··· Input rows
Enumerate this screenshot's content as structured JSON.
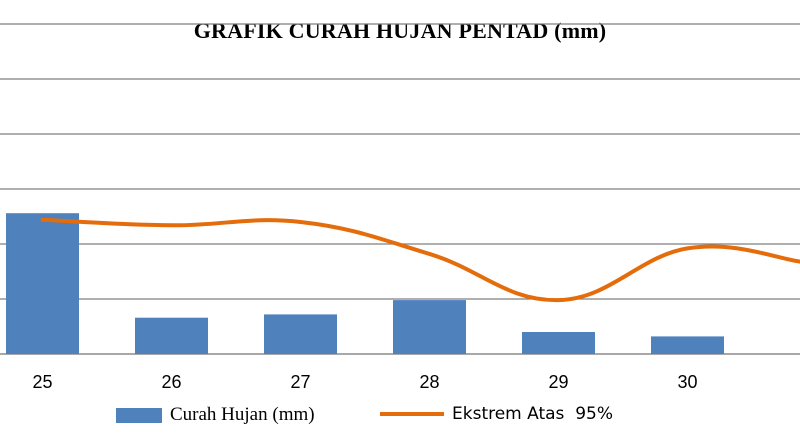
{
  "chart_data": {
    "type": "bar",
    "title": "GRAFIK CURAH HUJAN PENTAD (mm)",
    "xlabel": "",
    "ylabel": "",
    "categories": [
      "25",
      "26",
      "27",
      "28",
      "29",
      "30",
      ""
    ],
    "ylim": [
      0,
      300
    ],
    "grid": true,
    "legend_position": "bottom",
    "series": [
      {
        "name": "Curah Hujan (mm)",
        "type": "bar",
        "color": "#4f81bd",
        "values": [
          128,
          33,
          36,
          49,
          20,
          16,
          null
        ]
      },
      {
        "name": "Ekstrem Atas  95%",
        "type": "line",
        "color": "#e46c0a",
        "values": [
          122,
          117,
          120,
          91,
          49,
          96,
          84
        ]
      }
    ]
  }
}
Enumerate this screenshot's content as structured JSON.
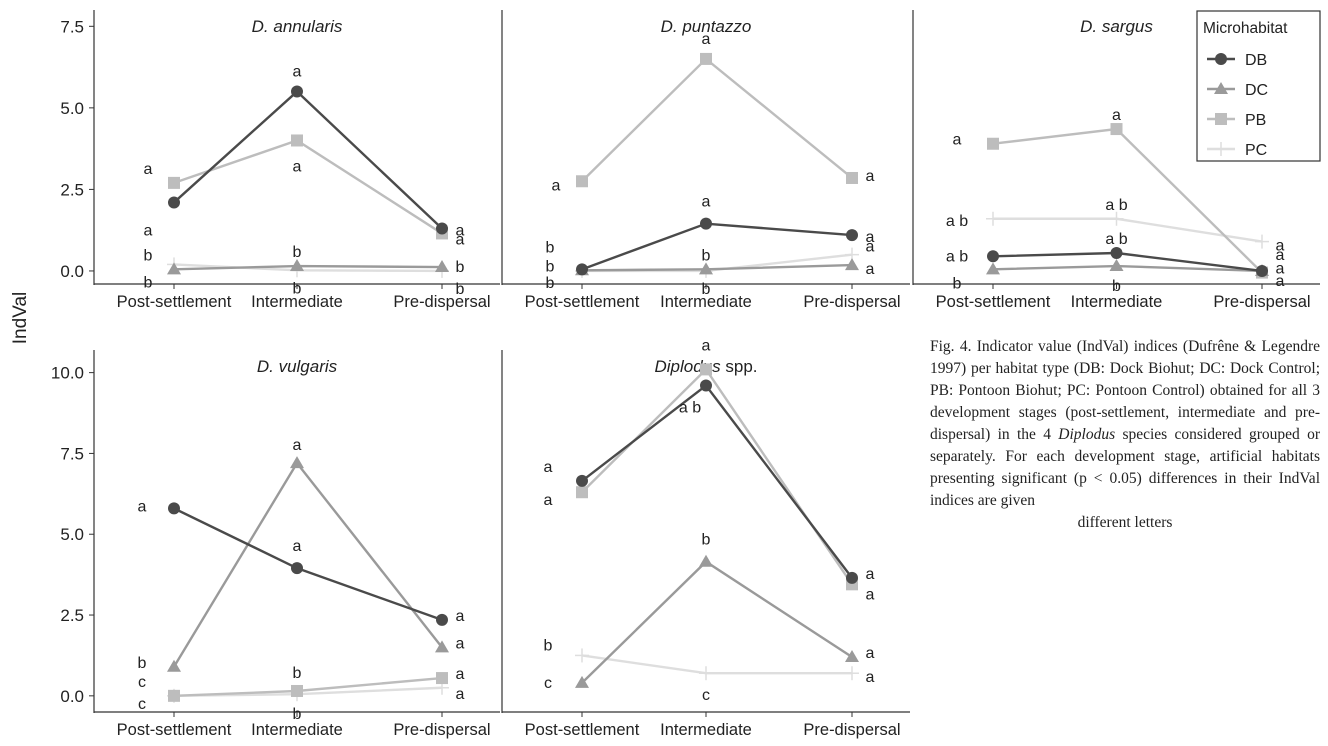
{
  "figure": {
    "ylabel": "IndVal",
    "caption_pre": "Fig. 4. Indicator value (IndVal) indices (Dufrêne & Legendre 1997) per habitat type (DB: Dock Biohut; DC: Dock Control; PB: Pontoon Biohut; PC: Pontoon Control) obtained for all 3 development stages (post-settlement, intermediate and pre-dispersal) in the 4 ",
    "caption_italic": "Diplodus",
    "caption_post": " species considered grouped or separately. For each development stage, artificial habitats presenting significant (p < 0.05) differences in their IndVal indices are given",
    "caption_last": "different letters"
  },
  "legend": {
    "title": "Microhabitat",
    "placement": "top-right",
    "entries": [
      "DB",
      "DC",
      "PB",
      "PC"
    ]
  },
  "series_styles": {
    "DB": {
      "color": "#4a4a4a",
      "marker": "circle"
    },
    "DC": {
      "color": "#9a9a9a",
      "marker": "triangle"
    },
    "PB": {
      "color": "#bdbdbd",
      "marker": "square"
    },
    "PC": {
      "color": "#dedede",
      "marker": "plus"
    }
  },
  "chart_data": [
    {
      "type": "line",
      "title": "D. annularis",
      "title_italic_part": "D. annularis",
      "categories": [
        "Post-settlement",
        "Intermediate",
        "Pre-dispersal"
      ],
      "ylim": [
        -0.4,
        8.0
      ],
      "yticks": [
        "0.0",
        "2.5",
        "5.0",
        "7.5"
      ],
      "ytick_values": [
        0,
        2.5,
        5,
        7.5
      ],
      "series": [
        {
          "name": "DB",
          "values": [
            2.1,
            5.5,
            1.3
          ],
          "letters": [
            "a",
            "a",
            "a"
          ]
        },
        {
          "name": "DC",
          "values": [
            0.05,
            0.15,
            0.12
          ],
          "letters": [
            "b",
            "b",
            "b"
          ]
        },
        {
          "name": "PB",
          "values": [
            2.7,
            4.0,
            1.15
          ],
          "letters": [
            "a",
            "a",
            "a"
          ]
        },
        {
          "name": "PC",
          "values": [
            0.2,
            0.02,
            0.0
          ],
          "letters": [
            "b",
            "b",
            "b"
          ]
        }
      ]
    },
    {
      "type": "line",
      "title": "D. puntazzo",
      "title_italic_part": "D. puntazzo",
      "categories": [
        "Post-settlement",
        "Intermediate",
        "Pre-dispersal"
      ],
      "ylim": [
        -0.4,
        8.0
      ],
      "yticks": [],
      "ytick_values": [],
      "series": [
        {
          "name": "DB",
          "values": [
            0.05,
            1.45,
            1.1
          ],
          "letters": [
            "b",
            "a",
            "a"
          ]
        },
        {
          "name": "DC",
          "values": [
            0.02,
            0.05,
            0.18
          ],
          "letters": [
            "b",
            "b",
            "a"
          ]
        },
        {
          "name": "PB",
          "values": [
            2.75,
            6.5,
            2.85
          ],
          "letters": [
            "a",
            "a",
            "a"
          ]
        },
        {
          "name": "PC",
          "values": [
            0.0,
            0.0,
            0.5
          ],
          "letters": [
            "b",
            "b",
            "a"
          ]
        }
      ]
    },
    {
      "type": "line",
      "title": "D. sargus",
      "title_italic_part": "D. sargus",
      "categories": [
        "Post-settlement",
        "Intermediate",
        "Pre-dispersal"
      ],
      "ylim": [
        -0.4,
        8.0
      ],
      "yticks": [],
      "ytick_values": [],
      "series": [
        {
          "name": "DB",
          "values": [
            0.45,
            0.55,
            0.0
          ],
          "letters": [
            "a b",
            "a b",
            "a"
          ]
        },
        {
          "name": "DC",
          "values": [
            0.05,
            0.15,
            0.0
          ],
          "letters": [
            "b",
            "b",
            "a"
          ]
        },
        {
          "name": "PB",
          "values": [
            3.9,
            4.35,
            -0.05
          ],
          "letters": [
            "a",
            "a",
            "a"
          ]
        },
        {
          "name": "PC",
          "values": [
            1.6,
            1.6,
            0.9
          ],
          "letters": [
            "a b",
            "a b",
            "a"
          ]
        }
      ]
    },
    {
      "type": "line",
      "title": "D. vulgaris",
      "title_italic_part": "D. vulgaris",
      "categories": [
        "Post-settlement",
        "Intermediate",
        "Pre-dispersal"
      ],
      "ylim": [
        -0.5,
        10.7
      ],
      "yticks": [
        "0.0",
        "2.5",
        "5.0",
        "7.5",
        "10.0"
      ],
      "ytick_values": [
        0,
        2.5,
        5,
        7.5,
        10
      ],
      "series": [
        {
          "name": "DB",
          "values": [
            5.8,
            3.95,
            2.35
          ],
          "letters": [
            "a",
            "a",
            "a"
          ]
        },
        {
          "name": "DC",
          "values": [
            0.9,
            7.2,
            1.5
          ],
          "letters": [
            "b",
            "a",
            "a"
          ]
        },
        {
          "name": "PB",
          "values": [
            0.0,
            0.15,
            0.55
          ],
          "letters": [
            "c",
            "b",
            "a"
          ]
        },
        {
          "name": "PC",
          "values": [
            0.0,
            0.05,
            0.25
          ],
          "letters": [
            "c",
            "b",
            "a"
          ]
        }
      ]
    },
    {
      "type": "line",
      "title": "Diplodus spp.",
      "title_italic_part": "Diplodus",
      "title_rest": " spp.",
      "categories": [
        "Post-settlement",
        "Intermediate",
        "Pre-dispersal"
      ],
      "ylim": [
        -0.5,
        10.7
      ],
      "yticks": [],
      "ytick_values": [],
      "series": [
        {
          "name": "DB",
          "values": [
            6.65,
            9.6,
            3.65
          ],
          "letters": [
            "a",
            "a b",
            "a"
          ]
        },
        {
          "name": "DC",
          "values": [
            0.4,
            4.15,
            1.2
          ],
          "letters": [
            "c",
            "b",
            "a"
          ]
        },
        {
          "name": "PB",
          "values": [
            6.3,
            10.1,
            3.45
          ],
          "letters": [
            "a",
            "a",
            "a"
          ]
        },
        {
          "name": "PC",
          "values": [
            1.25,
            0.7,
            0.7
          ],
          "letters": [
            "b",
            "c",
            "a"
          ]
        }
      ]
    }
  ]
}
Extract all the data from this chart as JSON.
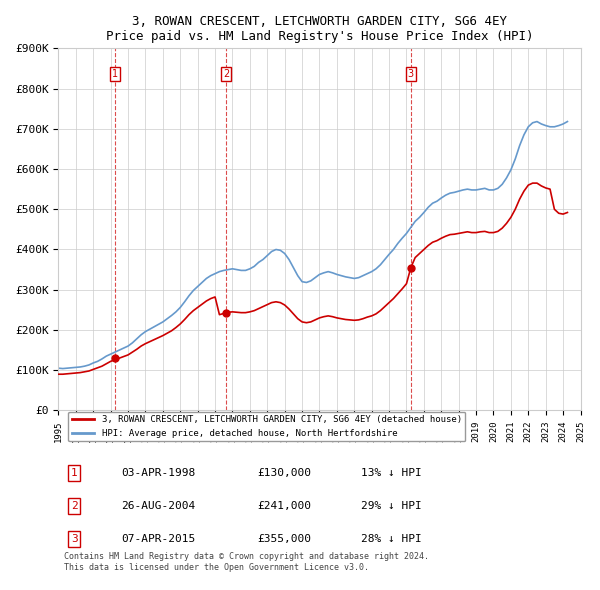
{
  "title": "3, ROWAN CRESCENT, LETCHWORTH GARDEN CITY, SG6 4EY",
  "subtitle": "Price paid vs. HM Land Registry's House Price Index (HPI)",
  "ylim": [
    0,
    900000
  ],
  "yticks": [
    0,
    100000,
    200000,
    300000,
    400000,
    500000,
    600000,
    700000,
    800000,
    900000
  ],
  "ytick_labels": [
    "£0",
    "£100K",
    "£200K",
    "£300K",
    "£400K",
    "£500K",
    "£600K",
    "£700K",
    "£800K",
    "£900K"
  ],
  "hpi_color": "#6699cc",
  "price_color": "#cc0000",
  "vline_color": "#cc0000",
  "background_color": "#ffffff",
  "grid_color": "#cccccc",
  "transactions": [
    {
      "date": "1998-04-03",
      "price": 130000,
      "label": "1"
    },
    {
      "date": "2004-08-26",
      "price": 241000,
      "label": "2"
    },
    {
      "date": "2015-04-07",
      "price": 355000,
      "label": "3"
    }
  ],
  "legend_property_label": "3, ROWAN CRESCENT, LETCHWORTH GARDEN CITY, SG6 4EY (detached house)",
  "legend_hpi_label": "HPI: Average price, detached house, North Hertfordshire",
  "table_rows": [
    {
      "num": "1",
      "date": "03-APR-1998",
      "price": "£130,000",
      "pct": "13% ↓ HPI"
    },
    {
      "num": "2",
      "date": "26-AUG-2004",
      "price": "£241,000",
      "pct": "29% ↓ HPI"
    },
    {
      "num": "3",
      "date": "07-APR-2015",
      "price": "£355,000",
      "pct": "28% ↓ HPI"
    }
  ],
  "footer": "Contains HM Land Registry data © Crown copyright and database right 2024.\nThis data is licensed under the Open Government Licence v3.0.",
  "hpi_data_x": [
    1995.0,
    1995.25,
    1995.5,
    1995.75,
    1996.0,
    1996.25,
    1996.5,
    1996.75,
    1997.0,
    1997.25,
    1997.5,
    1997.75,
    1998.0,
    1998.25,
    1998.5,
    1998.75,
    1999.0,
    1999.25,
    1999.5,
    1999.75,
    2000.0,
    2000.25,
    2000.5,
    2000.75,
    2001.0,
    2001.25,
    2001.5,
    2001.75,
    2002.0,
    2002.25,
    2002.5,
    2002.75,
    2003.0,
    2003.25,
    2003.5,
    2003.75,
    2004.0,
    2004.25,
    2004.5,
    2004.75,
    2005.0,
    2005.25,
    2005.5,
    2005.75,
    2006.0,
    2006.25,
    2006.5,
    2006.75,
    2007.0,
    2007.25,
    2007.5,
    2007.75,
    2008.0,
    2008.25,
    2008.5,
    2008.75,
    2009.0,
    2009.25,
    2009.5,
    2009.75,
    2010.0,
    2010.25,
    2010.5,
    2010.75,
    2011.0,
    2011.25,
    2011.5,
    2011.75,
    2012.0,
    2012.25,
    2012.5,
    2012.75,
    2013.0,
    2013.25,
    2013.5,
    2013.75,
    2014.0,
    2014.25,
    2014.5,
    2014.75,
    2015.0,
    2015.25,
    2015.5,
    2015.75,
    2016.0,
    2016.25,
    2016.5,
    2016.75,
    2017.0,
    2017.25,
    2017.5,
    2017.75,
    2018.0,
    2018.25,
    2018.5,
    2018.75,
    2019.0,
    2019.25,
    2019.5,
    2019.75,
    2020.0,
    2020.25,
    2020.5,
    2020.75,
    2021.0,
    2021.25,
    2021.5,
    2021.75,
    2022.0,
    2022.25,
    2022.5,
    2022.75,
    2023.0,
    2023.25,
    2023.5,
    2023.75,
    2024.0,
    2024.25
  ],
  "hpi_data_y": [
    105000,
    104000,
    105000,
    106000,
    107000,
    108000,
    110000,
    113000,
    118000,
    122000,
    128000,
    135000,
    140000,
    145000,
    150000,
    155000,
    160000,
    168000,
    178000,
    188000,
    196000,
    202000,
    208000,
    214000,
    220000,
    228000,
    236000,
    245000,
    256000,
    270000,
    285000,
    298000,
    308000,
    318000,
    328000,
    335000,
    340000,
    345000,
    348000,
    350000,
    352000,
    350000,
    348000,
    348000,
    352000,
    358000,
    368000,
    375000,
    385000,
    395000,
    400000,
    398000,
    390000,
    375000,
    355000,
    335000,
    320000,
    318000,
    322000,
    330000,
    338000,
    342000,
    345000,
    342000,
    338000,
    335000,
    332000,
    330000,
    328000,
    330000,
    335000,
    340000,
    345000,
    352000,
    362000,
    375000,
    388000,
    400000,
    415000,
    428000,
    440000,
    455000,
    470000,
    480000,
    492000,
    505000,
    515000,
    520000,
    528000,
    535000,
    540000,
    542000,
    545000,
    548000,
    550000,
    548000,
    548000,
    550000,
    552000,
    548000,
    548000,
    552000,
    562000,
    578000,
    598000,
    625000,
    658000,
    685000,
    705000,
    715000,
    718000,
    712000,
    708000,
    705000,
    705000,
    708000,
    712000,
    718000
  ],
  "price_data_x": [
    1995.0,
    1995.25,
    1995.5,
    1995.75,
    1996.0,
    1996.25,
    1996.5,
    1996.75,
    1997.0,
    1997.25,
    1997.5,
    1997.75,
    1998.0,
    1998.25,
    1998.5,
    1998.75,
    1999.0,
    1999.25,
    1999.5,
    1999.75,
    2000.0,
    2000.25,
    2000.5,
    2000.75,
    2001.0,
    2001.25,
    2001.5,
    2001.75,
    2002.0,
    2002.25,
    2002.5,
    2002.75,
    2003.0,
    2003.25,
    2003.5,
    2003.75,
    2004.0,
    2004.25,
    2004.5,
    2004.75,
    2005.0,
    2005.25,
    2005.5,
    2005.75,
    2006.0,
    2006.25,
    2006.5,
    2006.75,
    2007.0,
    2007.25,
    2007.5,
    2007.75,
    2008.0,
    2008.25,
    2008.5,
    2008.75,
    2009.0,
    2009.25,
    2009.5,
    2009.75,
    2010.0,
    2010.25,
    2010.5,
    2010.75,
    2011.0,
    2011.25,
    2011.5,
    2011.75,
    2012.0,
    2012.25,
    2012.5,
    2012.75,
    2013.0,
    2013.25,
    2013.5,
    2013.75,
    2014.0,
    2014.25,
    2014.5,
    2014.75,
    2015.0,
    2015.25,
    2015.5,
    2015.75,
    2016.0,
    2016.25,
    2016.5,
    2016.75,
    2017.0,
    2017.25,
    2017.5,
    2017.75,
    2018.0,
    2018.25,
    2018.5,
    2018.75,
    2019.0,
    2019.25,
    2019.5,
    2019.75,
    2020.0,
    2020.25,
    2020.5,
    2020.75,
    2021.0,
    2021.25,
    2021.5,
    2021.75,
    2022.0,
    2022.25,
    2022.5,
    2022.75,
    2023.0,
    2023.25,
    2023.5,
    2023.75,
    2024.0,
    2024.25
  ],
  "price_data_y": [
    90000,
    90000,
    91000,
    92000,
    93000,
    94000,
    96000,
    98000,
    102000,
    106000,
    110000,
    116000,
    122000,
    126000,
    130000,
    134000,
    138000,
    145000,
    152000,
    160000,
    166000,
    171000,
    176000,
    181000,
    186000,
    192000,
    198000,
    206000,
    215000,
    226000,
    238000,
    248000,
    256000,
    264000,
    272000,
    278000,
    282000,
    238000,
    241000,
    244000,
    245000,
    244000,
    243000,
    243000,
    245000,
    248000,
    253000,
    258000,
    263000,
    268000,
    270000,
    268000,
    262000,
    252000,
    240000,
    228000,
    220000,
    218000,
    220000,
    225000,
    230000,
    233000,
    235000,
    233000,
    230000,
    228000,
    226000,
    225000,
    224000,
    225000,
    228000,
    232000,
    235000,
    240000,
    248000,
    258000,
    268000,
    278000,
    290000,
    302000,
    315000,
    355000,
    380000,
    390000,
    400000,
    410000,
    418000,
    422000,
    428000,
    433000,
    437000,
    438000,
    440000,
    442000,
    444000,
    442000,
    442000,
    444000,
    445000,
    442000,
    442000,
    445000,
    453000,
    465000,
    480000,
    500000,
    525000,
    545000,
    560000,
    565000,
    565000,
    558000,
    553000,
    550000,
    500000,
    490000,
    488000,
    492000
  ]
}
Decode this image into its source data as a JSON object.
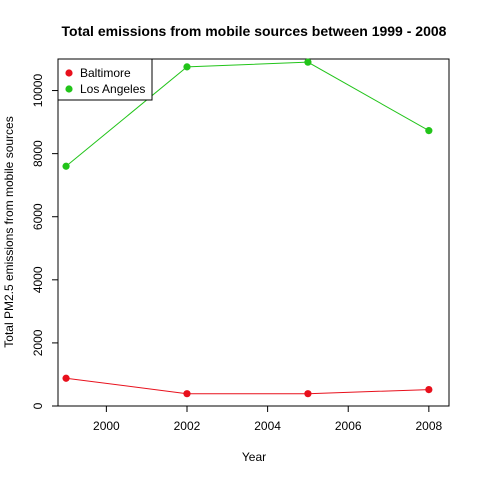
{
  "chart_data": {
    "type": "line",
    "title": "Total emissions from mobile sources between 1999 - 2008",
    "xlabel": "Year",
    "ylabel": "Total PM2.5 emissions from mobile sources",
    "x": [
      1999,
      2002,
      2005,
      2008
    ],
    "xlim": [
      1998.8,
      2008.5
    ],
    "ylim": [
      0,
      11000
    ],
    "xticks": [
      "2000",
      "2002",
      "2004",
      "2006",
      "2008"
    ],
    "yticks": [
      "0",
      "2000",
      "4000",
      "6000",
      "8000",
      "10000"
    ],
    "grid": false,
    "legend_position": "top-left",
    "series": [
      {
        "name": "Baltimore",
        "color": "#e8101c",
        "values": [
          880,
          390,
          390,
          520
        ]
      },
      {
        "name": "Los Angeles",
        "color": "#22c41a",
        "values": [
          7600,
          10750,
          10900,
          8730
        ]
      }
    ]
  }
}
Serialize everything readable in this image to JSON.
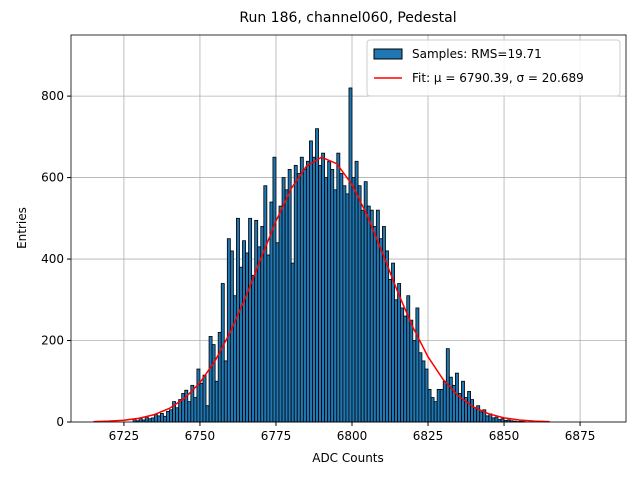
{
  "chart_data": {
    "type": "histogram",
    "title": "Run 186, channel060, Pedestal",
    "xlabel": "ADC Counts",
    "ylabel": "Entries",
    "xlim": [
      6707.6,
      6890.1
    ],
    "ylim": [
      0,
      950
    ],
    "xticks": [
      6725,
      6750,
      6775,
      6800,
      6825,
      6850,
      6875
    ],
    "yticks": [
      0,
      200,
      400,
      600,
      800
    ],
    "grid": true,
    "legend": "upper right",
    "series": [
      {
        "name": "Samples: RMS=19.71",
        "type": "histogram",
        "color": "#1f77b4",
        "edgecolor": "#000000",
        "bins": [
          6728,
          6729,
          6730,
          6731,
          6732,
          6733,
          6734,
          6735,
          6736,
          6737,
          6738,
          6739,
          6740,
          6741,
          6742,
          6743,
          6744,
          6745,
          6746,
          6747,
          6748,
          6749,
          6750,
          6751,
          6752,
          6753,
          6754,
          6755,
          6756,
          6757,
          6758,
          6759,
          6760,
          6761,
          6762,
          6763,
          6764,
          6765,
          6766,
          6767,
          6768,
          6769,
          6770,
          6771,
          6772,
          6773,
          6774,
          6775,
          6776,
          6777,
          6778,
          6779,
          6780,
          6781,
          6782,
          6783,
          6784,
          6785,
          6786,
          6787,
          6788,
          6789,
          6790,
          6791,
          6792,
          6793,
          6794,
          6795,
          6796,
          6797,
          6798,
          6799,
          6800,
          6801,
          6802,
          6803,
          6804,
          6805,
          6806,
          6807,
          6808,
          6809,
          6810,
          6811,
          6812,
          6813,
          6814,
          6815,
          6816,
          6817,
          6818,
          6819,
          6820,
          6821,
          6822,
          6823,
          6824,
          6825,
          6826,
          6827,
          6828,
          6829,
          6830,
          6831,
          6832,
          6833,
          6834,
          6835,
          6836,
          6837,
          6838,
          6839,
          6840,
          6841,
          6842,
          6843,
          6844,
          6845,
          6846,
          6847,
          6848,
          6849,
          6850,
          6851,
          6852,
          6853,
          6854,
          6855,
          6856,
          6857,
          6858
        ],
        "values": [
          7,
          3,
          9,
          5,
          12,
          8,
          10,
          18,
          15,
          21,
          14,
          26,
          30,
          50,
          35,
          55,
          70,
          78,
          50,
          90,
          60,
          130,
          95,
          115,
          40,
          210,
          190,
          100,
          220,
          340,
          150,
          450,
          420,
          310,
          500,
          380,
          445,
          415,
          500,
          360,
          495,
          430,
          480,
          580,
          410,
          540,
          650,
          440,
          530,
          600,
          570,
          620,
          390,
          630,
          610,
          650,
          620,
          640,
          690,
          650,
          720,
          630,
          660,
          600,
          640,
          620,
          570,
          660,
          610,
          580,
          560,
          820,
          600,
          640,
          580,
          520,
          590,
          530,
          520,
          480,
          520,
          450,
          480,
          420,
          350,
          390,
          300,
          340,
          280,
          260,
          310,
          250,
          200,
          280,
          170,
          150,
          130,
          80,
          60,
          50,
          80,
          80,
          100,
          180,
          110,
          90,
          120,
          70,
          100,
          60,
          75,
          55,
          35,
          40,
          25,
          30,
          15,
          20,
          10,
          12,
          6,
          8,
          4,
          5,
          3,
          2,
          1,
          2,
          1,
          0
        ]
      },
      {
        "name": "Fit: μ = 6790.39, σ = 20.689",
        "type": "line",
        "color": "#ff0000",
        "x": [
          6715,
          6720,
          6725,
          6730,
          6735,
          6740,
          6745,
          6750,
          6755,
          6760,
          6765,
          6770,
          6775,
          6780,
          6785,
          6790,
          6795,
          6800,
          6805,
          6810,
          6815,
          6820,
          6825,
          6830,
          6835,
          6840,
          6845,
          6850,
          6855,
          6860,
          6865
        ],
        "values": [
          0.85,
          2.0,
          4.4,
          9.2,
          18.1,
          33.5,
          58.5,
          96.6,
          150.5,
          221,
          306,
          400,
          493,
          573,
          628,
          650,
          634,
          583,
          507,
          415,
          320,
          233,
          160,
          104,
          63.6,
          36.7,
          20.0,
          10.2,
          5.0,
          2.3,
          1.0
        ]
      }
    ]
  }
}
······
» Given instruction: How many lines in these records hold the string "right"? Reply with the number alone.

» Task output: 3